#### [DO THIS]
The records should be written out in full, with nothing altered.

Dataset listings of figures:
>>>>>
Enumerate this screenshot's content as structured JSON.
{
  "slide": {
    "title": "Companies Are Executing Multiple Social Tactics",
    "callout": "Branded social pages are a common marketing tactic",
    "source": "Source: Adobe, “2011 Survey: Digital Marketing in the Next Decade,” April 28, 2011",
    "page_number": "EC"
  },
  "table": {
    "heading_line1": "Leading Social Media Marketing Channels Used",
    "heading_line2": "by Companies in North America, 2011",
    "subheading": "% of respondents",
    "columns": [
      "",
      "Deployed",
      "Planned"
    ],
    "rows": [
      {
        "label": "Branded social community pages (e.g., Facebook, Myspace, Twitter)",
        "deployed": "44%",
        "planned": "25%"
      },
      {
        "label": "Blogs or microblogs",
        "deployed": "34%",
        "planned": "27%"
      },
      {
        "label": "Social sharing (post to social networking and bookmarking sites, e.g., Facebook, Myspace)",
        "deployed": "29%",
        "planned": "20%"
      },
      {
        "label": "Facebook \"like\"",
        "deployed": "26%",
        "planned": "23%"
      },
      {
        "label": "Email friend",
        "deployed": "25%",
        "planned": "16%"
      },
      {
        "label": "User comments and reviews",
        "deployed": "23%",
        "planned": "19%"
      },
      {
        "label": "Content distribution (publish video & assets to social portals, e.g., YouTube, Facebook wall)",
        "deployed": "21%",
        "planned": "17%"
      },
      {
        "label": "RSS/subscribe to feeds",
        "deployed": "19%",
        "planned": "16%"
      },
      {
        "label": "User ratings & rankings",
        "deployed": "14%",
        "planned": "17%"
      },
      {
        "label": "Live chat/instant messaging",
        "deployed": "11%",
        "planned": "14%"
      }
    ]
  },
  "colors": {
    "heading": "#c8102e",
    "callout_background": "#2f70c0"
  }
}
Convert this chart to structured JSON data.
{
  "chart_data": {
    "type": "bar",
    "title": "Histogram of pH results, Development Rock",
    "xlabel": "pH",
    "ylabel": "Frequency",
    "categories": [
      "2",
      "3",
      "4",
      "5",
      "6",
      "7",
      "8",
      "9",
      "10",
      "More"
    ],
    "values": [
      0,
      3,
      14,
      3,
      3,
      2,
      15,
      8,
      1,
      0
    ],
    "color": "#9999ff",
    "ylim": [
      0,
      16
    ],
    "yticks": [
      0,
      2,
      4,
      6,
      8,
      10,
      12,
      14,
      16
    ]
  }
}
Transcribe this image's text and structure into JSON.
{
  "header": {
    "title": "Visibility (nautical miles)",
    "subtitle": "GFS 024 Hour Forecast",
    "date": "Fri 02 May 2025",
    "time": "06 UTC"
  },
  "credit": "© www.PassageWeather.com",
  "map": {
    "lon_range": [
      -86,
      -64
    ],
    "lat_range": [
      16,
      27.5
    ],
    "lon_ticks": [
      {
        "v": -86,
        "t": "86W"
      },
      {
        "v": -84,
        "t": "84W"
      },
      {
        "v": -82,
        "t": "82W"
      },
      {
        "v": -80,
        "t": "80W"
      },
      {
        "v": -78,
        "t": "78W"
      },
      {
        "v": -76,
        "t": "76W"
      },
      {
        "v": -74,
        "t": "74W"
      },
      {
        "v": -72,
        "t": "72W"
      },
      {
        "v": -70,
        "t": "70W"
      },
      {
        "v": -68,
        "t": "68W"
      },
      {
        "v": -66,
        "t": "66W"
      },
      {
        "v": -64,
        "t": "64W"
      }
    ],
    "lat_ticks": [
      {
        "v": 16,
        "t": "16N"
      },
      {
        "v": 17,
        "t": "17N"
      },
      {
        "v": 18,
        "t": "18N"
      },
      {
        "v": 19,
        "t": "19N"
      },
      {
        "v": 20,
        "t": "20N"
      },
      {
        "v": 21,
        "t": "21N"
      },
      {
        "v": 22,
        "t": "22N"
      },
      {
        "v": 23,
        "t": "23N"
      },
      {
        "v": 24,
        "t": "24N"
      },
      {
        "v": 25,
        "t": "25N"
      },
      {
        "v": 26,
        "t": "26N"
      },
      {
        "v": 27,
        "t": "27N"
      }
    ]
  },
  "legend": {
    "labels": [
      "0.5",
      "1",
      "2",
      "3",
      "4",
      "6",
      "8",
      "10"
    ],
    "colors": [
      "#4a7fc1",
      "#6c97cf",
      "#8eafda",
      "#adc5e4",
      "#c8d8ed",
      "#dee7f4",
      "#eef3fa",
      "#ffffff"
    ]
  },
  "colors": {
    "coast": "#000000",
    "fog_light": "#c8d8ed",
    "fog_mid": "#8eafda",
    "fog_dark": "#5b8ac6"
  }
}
<<<<<
#### [TASK SOLUTION]
Enumerate this screenshot's content as structured JSON.
{
  "slide": {
    "title": "Companies Are Executing Multiple Social Tactics",
    "callout": "Branded social pages are a common marketing tactic",
    "source": "Source: Adobe, “2011 Survey: Digital Marketing in the Next Decade,” April 28, 2011",
    "page_number": "EC"
  },
  "table": {
    "heading_line1": "Leading Social Media Marketing Channels Used",
    "heading_line2": "by Companies in North America, 2011",
    "subheading": "% of respondents",
    "columns": [
      "",
      "Deployed",
      "Planned"
    ],
    "rows": [
      {
        "label": "Branded social community pages (e.g., Facebook, Myspace, Twitter)",
        "deployed": "44%",
        "planned": "25%"
      },
      {
        "label": "Blogs or microblogs",
        "deployed": "34%",
        "planned": "27%"
      },
      {
        "label": "Social sharing (post to social networking and bookmarking sites, e.g., Facebook, Myspace)",
        "deployed": "29%",
        "planned": "20%"
      },
      {
        "label": "Facebook \"like\"",
        "deployed": "26%",
        "planned": "23%"
      },
      {
        "label": "Email friend",
        "deployed": "25%",
        "planned": "16%"
      },
      {
        "label": "User comments and reviews",
        "deployed": "23%",
        "planned": "19%"
      },
      {
        "label": "Content distribution (publish video & assets to social portals, e.g., YouTube, Facebook wall)",
        "deployed": "21%",
        "planned": "17%"
      },
      {
        "label": "RSS/subscribe to feeds",
        "deployed": "19%",
        "planned": "16%"
      },
      {
        "label": "User ratings & rankings",
        "deployed": "14%",
        "planned": "17%"
      },
      {
        "label": "Live chat/instant messaging",
        "deployed": "11%",
        "planned": "14%"
      }
    ]
  },
  "colors": {
    "heading": "#c8102e",
    "callout_background": "#2f70c0"
  }
}
Convert this chart to structured JSON data.
{
  "chart_data": {
    "type": "bar",
    "title": "Histogram of pH results, Development Rock",
    "xlabel": "pH",
    "ylabel": "Frequency",
    "categories": [
      "2",
      "3",
      "4",
      "5",
      "6",
      "7",
      "8",
      "9",
      "10",
      "More"
    ],
    "values": [
      0,
      3,
      14,
      3,
      3,
      2,
      15,
      8,
      1,
      0
    ],
    "color": "#9999ff",
    "ylim": [
      0,
      16
    ],
    "yticks": [
      0,
      2,
      4,
      6,
      8,
      10,
      12,
      14,
      16
    ]
  }
}
Transcribe this image's text and structure into JSON.
{
  "header": {
    "title": "Visibility (nautical miles)",
    "subtitle": "GFS 024 Hour Forecast",
    "date": "Fri 02 May 2025",
    "time": "06 UTC"
  },
  "credit": "© www.PassageWeather.com",
  "map": {
    "lon_range": [
      -86,
      -64
    ],
    "lat_range": [
      16,
      27.5
    ],
    "lon_ticks": [
      {
        "v": -86,
        "t": "86W"
      },
      {
        "v": -84,
        "t": "84W"
      },
      {
        "v": -82,
        "t": "82W"
      },
      {
        "v": -80,
        "t": "80W"
      },
      {
        "v": -78,
        "t": "78W"
      },
      {
        "v": -76,
        "t": "76W"
      },
      {
        "v": -74,
        "t": "74W"
      },
      {
        "v": -72,
        "t": "72W"
      },
      {
        "v": -70,
        "t": "70W"
      },
      {
        "v": -68,
        "t": "68W"
      },
      {
        "v": -66,
        "t": "66W"
      },
      {
        "v": -64,
        "t": "64W"
      }
    ],
    "lat_ticks": [
      {
        "v": 16,
        "t": "16N"
      },
      {
        "v": 17,
        "t": "17N"
      },
      {
        "v": 18,
        "t": "18N"
      },
      {
        "v": 19,
        "t": "19N"
      },
      {
        "v": 20,
        "t": "20N"
      },
      {
        "v": 21,
        "t": "21N"
      },
      {
        "v": 22,
        "t": "22N"
      },
      {
        "v": 23,
        "t": "23N"
      },
      {
        "v": 24,
        "t": "24N"
      },
      {
        "v": 25,
        "t": "25N"
      },
      {
        "v": 26,
        "t": "26N"
      },
      {
        "v": 27,
        "t": "27N"
      }
    ]
  },
  "legend": {
    "labels": [
      "0.5",
      "1",
      "2",
      "3",
      "4",
      "6",
      "8",
      "10"
    ],
    "colors": [
      "#4a7fc1",
      "#6c97cf",
      "#8eafda",
      "#adc5e4",
      "#c8d8ed",
      "#dee7f4",
      "#eef3fa",
      "#ffffff"
    ]
  },
  "colors": {
    "coast": "#000000",
    "fog_light": "#c8d8ed",
    "fog_mid": "#8eafda",
    "fog_dark": "#5b8ac6"
  }
}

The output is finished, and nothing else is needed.